What to work on
Tally the lines below that contain the word "JSON", and give only that number.

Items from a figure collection
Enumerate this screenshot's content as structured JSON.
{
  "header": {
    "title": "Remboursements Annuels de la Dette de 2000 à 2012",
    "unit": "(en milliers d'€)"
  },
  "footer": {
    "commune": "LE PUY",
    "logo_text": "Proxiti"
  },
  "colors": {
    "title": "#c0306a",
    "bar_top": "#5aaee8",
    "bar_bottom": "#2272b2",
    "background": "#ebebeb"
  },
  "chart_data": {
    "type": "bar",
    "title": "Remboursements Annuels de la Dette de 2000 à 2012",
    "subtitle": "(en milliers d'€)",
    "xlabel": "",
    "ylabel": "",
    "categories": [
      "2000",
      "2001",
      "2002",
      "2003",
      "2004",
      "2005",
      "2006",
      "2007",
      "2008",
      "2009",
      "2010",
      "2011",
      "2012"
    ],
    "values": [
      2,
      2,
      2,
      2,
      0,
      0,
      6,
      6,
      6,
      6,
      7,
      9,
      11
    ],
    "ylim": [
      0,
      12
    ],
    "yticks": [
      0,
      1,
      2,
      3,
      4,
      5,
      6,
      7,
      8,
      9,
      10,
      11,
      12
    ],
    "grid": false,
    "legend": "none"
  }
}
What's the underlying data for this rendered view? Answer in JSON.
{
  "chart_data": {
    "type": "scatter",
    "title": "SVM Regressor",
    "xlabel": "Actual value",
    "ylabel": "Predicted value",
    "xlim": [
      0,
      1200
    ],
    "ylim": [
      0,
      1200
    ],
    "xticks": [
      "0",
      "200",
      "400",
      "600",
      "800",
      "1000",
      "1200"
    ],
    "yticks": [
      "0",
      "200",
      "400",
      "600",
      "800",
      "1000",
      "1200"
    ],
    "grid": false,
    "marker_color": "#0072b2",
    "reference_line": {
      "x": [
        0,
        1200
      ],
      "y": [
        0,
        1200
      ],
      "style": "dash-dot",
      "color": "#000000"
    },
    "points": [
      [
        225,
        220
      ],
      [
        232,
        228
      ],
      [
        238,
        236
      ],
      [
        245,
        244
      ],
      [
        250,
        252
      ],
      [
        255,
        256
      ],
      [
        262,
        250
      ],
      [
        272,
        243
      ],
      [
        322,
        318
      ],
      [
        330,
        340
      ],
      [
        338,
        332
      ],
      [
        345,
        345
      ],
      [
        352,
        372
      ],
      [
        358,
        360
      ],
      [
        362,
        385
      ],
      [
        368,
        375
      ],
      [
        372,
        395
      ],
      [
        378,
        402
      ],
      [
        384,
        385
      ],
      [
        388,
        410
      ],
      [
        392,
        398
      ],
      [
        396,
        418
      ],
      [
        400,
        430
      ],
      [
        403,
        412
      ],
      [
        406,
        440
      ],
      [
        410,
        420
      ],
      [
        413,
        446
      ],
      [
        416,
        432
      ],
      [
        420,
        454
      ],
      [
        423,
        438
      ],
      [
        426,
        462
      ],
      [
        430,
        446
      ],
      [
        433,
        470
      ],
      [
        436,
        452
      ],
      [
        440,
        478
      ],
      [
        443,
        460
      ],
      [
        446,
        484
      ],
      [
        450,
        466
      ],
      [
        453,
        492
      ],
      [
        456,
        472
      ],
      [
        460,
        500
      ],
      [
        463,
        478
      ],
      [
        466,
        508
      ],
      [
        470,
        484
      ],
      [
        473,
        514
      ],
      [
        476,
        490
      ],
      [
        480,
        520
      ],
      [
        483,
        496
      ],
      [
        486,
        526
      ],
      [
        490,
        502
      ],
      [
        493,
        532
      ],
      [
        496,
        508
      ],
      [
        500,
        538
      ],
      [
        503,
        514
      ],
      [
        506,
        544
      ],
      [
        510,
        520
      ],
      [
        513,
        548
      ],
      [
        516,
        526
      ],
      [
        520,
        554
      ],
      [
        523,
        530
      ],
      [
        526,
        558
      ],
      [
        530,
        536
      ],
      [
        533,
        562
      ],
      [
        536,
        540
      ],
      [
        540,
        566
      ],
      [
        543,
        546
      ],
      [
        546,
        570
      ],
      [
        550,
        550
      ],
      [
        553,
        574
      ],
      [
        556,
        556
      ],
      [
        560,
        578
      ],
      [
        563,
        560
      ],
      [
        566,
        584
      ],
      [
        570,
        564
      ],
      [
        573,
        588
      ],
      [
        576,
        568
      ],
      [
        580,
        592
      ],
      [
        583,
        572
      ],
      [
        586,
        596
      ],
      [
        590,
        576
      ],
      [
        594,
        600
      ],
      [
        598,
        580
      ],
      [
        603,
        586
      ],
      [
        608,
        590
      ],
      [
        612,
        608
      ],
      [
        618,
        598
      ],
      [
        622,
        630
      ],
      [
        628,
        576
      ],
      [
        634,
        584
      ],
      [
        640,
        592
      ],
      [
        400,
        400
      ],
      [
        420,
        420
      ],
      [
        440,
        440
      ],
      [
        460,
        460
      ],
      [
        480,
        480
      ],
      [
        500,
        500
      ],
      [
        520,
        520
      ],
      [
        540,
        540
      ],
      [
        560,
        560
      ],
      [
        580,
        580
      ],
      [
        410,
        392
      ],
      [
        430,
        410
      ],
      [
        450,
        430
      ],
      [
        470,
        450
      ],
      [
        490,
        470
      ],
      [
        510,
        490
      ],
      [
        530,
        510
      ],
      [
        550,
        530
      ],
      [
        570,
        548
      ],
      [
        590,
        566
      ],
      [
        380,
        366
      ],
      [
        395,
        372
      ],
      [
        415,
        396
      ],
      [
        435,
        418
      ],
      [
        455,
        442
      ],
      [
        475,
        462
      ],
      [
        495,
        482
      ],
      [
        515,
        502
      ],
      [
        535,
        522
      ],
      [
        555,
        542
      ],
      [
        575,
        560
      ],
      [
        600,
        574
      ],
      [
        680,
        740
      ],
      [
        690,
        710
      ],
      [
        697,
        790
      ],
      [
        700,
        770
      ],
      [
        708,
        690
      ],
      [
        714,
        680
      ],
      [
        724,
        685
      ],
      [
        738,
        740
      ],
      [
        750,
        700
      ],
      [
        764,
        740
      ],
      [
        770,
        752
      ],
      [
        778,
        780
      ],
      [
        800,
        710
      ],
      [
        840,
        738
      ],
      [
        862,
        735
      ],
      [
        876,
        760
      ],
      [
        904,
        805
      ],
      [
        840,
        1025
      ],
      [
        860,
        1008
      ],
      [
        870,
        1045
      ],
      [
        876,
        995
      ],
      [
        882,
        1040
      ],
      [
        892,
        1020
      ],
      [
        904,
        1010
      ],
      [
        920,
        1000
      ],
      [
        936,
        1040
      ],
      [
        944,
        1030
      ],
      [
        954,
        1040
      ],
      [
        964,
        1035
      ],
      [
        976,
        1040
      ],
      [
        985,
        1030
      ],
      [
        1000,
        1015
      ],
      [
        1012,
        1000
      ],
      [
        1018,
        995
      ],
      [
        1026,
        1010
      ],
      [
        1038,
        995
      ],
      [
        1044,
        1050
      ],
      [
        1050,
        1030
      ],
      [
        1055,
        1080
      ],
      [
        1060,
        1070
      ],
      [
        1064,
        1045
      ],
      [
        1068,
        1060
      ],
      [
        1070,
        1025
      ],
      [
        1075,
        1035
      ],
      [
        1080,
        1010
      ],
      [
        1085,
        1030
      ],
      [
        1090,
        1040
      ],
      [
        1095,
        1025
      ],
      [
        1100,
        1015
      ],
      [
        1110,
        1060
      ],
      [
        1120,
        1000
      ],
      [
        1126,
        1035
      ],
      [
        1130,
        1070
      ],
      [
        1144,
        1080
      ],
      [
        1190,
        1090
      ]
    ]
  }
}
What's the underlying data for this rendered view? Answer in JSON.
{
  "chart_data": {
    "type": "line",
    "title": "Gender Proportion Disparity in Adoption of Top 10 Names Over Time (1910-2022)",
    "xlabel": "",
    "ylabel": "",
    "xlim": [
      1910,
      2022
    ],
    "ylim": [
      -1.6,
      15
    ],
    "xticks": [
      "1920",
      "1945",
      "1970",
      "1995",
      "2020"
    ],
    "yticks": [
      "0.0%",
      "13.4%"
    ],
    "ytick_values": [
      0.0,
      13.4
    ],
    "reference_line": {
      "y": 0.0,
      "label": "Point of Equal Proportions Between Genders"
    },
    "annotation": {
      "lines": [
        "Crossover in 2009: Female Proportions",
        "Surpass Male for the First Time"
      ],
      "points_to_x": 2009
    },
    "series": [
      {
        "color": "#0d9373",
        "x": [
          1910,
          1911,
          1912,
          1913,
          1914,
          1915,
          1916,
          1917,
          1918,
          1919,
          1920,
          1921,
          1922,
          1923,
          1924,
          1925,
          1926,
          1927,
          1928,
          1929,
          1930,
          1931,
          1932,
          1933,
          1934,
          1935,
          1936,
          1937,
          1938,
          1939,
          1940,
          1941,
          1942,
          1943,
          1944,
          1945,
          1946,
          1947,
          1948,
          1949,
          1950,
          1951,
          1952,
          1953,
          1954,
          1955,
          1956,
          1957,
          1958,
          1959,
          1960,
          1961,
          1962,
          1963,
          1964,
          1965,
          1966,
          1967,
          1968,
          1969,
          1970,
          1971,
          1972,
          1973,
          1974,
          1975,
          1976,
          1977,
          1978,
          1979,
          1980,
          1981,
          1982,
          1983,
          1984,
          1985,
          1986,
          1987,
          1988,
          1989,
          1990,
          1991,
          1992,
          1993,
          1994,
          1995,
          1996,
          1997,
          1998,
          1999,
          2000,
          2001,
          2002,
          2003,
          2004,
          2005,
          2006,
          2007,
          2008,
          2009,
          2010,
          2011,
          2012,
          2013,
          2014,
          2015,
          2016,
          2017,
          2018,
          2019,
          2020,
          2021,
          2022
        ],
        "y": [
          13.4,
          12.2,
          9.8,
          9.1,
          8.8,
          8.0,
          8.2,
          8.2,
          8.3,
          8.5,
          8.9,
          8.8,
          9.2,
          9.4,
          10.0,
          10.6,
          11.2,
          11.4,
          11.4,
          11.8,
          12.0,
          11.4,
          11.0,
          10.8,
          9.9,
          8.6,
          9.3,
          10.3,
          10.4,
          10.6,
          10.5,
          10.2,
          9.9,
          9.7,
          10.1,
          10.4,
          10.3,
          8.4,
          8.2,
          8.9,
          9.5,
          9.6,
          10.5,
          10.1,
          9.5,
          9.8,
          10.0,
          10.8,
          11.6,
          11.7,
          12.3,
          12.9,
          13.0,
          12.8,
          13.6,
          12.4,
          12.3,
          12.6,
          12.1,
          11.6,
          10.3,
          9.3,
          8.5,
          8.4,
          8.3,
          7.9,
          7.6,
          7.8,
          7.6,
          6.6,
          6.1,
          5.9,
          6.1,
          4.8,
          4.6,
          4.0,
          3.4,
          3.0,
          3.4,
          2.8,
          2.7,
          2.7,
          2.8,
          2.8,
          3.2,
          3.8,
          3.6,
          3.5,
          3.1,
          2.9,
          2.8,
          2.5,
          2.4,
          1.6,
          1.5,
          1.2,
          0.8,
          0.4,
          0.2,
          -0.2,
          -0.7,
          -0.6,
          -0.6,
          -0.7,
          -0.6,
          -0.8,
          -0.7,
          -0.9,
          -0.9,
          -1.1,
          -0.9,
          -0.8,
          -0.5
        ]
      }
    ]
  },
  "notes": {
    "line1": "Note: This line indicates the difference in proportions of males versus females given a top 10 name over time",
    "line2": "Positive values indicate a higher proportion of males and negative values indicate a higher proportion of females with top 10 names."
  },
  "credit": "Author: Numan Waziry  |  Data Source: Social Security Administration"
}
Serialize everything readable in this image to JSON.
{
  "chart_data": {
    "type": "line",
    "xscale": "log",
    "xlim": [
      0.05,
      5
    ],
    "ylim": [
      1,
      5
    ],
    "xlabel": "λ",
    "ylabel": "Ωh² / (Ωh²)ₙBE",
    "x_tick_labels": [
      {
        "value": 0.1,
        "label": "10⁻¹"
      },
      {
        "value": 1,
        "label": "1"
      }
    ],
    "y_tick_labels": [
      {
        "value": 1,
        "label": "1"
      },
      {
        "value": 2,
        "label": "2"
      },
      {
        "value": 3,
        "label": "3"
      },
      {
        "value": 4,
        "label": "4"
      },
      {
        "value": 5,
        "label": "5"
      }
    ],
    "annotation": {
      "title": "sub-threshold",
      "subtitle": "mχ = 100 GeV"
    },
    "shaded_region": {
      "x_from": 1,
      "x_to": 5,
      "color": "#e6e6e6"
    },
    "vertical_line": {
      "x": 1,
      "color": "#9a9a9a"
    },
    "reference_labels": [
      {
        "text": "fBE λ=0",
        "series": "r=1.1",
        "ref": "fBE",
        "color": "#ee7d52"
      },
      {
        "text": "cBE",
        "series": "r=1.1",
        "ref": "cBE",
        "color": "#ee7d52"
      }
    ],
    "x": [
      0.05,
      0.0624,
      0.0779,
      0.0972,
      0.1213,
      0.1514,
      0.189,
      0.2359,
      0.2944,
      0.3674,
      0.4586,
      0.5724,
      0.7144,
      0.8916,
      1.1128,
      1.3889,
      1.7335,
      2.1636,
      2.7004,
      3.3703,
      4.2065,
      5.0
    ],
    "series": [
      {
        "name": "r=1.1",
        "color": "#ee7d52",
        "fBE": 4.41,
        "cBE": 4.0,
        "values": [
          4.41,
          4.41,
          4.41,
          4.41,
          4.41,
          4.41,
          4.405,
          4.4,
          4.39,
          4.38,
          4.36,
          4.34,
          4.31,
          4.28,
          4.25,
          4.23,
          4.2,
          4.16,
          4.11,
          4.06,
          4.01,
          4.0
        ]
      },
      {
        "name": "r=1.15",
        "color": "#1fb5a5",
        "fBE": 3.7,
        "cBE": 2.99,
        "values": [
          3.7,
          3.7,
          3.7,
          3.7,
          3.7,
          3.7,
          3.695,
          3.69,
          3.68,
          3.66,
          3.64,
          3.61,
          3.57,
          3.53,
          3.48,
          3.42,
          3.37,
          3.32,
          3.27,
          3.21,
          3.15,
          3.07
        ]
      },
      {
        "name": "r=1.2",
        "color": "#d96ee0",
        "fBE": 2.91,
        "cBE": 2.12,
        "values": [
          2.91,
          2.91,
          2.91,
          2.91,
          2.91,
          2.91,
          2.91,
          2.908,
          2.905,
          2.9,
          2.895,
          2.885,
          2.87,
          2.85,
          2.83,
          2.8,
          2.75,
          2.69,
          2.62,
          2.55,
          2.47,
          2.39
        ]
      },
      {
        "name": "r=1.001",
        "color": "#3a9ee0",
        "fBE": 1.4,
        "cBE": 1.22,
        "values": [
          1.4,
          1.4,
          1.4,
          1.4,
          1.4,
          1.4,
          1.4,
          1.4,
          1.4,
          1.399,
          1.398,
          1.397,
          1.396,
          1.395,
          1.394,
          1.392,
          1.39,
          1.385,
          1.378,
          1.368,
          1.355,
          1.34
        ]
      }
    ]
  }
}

Task result
4